Write out every line of the material as it stands, apart from the pictures.

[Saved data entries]
○ ○ ○ ○ ○
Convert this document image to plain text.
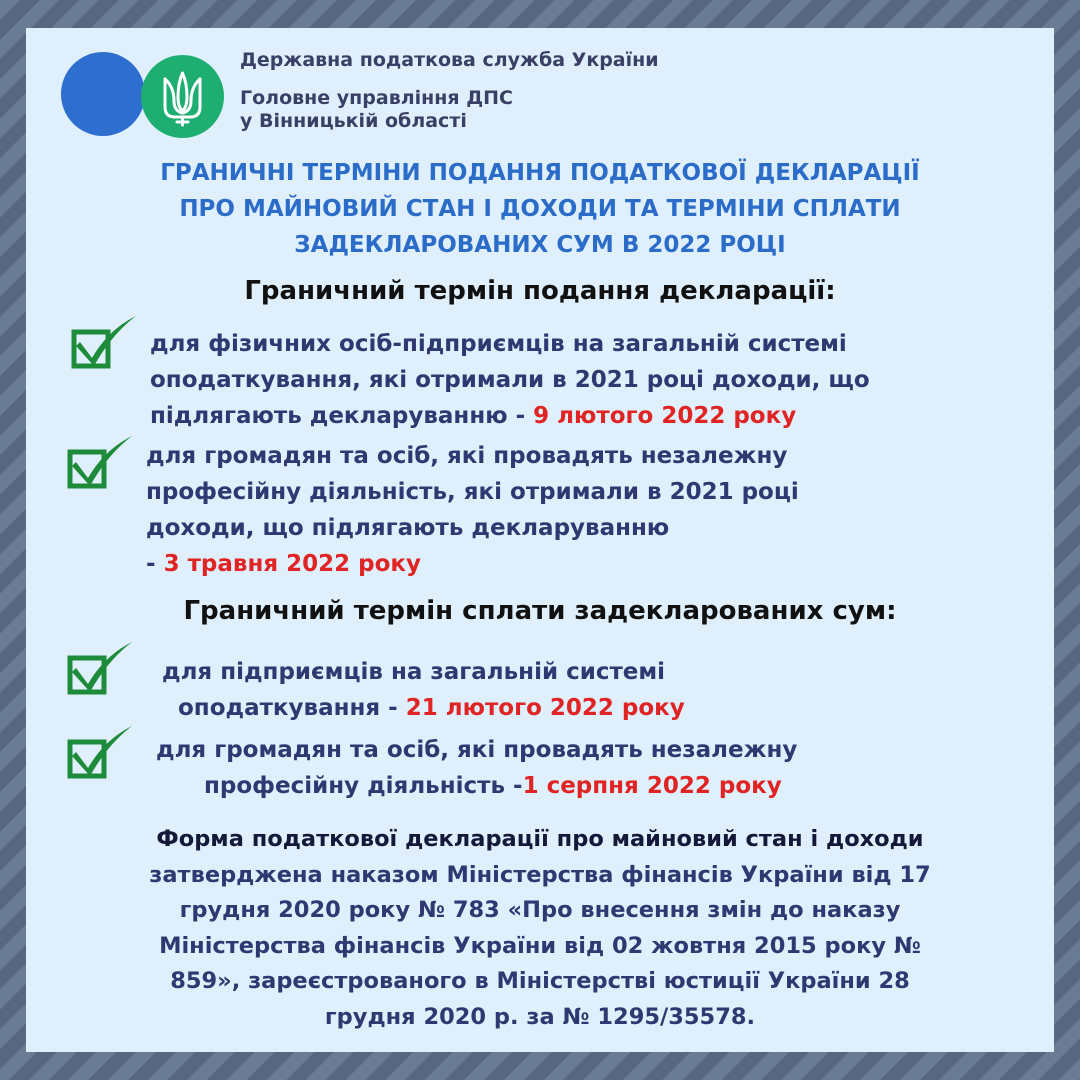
Державна податкова служба України
Головне управління ДПС
у Вінницькій області
ГРАНИЧНІ ТЕРМІНИ ПОДАННЯ ПОДАТКОВОЇ ДЕКЛАРАЦІЇ
ПРО МАЙНОВИЙ СТАН І ДОХОДИ ТА ТЕРМІНИ СПЛАТИ
ЗАДЕКЛАРОВАНИХ СУМ В 2022 РОЦІ
Граничний термін подання декларації:
для фізичних осіб-підприємців на загальній системі
оподаткування, які отримали в 2021 році доходи, що
підлягають декларуванню - 9 лютого 2022 року
для громадян та осіб, які провадять незалежну
професійну діяльність, які отримали в 2021 році
доходи, що підлягають декларуванню
- 3 травня 2022 року
Граничний термін сплати задекларованих сум:
для підприємців на загальній системі
оподаткування - 21 лютого 2022 року
для громадян та осіб, які провадять незалежну
професійну діяльність -1 серпня 2022 року
Форма податкової декларації про майновий стан і доходи
затверджена наказом Міністерства фінансів України від 17
грудня 2020 року № 783 «Про внесення змін до наказу
Міністерства фінансів України від 02 жовтня 2015 року №
859», зареєстрованого в Міністерстві юстиції України 28
грудня 2020 р. за № 1295/35578.
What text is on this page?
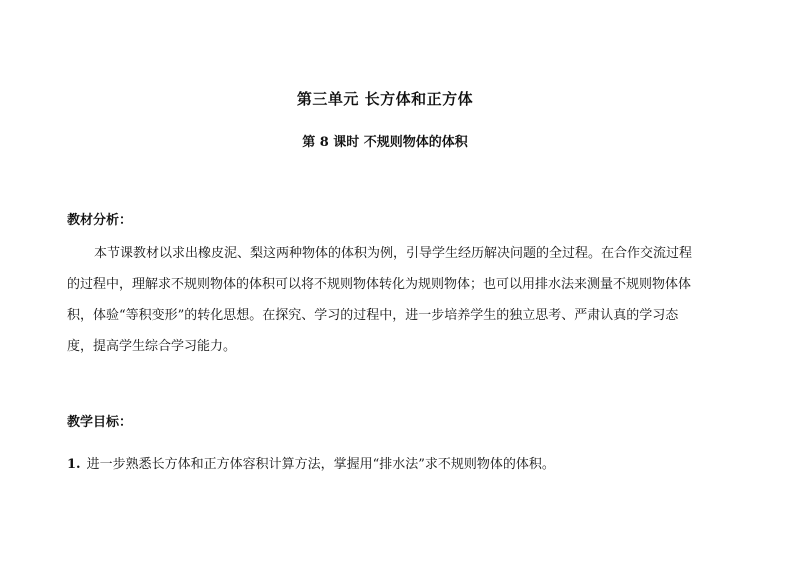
第三单元 长方体和正方体
第 8 课时 不规则物体的体积
教材分析：

本节课教材以求出橡皮泥、梨这两种物体的体积为例，引导学生经历解决问题的全过程。在合作交流过程

的过程中，理解求不规则物体的体积可以将不规则物体转化为规则物体；也可以用排水法来测量不规则物体体

积，体验“等积变形”的转化思想。在探究、学习的过程中，进一步培养学生的独立思考、严肃认真的学习态

度，提高学生综合学习能力。

教学目标：

1. 进一步熟悉长方体和正方体容积计算方法，掌握用“排水法”求不规则物体的体积。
○ ○ ○ ○ ○
Complete response:
Convert this document image to plain text.
Державна податкова служба України
Головне управління ДПС
у Вінницькій області
ГРАНИЧНІ ТЕРМІНИ ПОДАННЯ ПОДАТКОВОЇ ДЕКЛАРАЦІЇ
ПРО МАЙНОВИЙ СТАН І ДОХОДИ ТА ТЕРМІНИ СПЛАТИ
ЗАДЕКЛАРОВАНИХ СУМ В 2022 РОЦІ
Граничний термін подання декларації:
для фізичних осіб-підприємців на загальній системі
оподаткування, які отримали в 2021 році доходи, що
підлягають декларуванню - 9 лютого 2022 року
для громадян та осіб, які провадять незалежну
професійну діяльність, які отримали в 2021 році
доходи, що підлягають декларуванню
- 3 травня 2022 року
Граничний термін сплати задекларованих сум:
для підприємців на загальній системі
оподаткування - 21 лютого 2022 року
для громадян та осіб, які провадять незалежну
професійну діяльність -1 серпня 2022 року
Форма податкової декларації про майновий стан і доходи
затверджена наказом Міністерства фінансів України від 17
грудня 2020 року № 783 «Про внесення змін до наказу
Міністерства фінансів України від 02 жовтня 2015 року №
859», зареєстрованого в Міністерстві юстиції України 28
грудня 2020 р. за № 1295/35578.
What text is on this page?
第三单元 长方体和正方体
第 8 课时 不规则物体的体积
教材分析：

本节课教材以求出橡皮泥、梨这两种物体的体积为例，引导学生经历解决问题的全过程。在合作交流过程

的过程中，理解求不规则物体的体积可以将不规则物体转化为规则物体；也可以用排水法来测量不规则物体体

积，体验“等积变形”的转化思想。在探究、学习的过程中，进一步培养学生的独立思考、严肃认真的学习态

度，提高学生综合学习能力。

教学目标：

1. 进一步熟悉长方体和正方体容积计算方法，掌握用“排水法”求不规则物体的体积。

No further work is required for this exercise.